── Record extracts
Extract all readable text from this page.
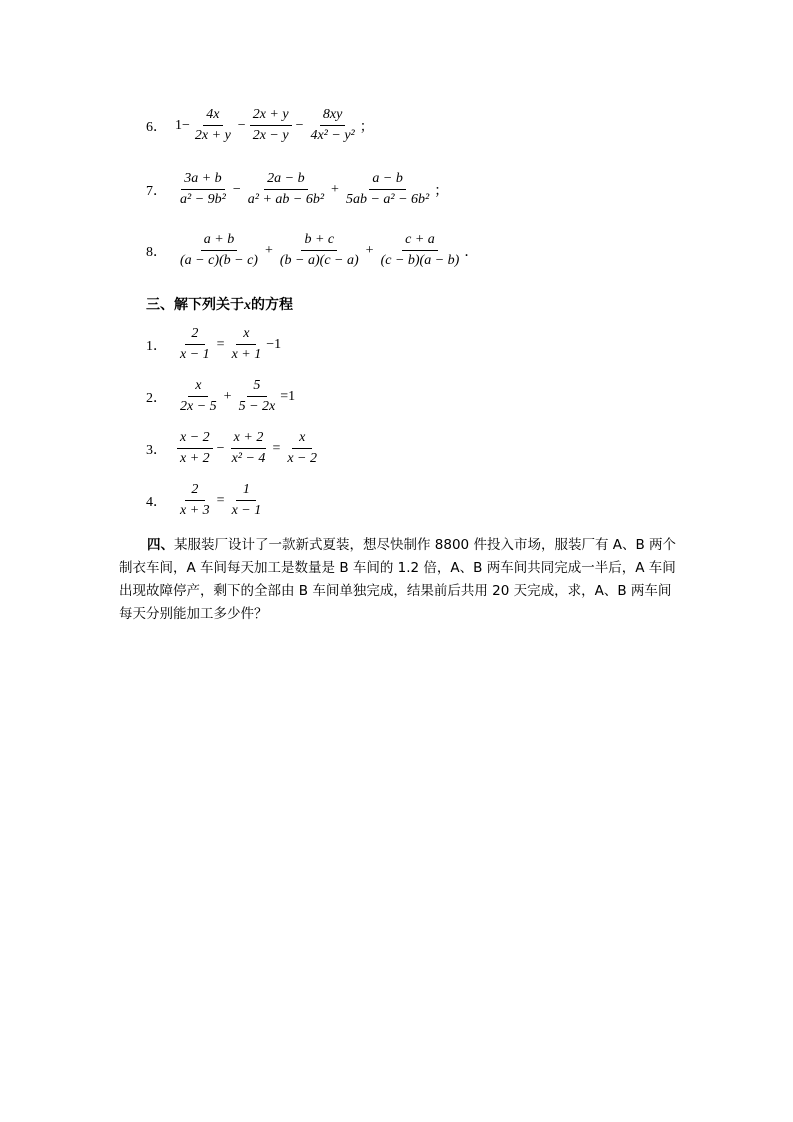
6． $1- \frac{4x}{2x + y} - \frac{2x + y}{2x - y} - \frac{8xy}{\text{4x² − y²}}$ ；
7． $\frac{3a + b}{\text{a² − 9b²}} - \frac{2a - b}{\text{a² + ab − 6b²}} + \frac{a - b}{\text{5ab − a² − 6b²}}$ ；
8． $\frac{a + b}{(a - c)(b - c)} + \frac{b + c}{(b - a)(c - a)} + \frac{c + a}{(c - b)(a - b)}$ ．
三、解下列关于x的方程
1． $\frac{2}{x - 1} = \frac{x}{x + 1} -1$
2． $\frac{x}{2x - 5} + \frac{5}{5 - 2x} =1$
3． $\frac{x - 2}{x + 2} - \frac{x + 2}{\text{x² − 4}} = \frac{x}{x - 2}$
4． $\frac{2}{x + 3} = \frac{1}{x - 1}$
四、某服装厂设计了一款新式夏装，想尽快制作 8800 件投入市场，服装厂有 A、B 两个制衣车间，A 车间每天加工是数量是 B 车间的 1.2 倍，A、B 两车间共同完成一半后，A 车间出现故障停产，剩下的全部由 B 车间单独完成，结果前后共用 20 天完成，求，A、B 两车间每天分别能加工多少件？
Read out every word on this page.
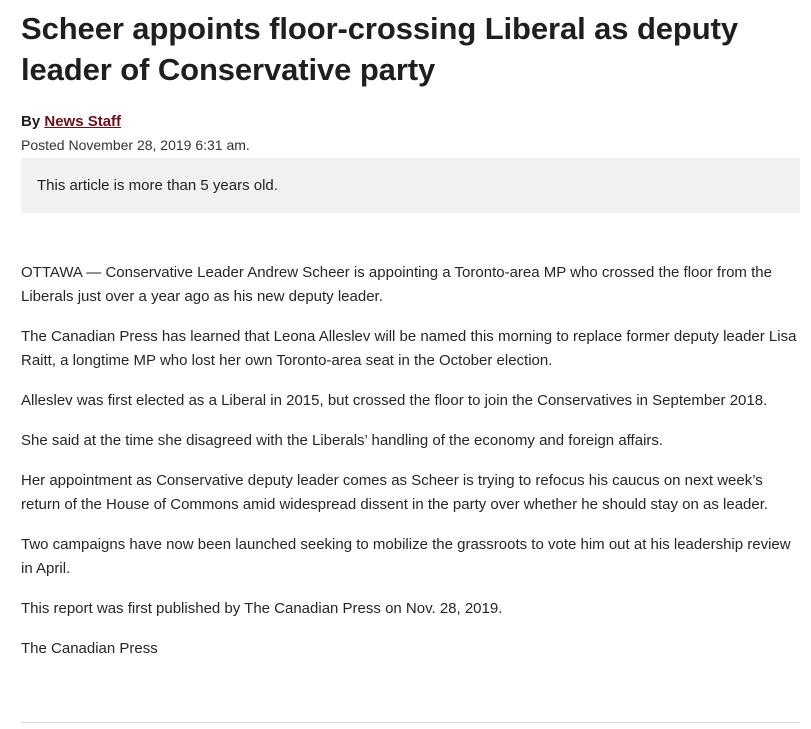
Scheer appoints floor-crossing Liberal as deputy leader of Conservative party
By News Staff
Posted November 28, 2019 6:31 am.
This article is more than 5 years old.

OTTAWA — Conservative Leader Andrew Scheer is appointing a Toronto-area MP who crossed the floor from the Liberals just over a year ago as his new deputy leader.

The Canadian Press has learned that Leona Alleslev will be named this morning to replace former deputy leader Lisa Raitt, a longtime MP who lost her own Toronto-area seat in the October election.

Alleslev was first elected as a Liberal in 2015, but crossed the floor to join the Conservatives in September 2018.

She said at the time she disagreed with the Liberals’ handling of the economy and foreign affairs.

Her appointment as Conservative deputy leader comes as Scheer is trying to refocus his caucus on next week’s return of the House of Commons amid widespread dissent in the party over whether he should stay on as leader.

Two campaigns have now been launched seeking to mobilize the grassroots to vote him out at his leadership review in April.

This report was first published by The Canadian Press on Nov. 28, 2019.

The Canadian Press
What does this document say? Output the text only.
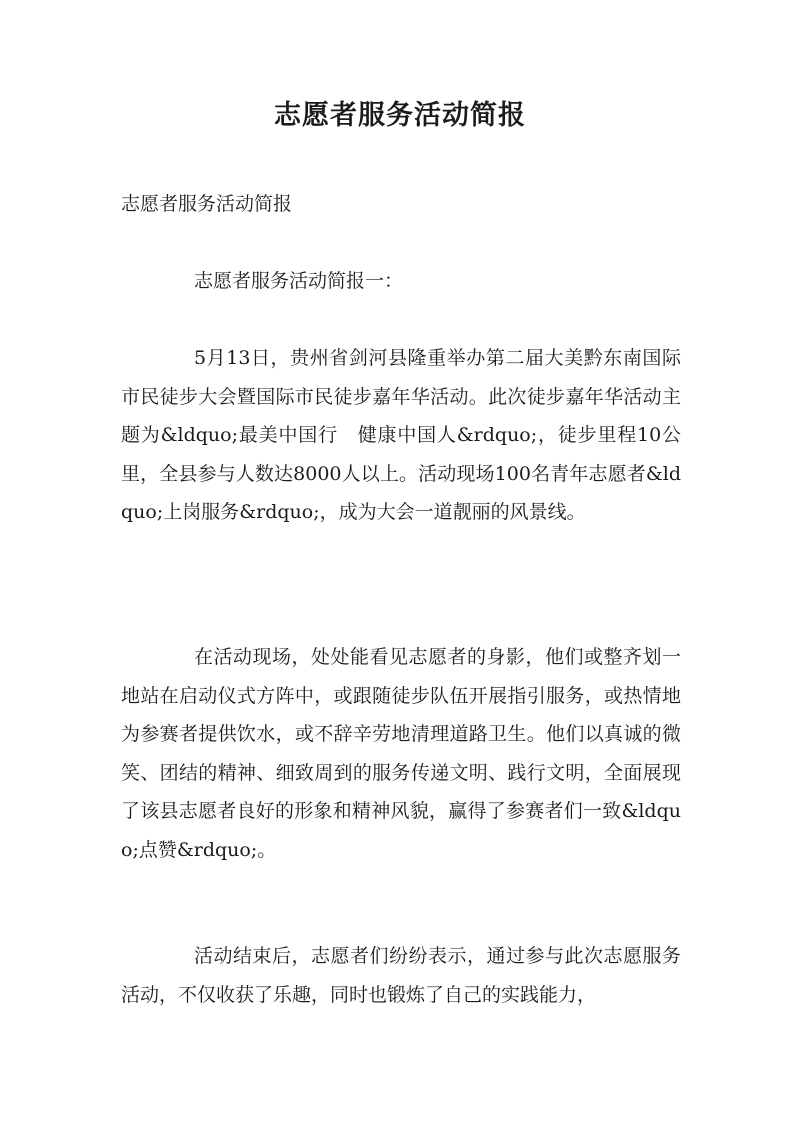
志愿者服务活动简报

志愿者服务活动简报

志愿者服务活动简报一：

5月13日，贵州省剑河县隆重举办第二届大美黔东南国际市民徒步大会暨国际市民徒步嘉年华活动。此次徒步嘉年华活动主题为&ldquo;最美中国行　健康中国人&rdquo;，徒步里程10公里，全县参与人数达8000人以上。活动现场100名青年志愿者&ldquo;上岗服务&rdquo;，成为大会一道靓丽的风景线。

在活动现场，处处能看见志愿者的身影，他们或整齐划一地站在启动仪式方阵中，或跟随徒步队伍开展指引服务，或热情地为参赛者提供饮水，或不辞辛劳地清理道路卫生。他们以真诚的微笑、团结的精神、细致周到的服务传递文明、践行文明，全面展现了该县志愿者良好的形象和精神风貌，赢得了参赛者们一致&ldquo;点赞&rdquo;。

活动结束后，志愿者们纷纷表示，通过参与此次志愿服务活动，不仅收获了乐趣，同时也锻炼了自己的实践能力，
────
In the records above, find the line containing "What does this", then please restate it and each line after it word for word, pictures excluded.

__Final answer__.
What does this document say? Output the text only.
志愿者服务活动简报

志愿者服务活动简报

志愿者服务活动简报一：

5月13日，贵州省剑河县隆重举办第二届大美黔东南国际市民徒步大会暨国际市民徒步嘉年华活动。此次徒步嘉年华活动主题为&ldquo;最美中国行　健康中国人&rdquo;，徒步里程10公里，全县参与人数达8000人以上。活动现场100名青年志愿者&ldquo;上岗服务&rdquo;，成为大会一道靓丽的风景线。

在活动现场，处处能看见志愿者的身影，他们或整齐划一地站在启动仪式方阵中，或跟随徒步队伍开展指引服务，或热情地为参赛者提供饮水，或不辞辛劳地清理道路卫生。他们以真诚的微笑、团结的精神、细致周到的服务传递文明、践行文明，全面展现了该县志愿者良好的形象和精神风貌，赢得了参赛者们一致&ldquo;点赞&rdquo;。

活动结束后，志愿者们纷纷表示，通过参与此次志愿服务活动，不仅收获了乐趣，同时也锻炼了自己的实践能力，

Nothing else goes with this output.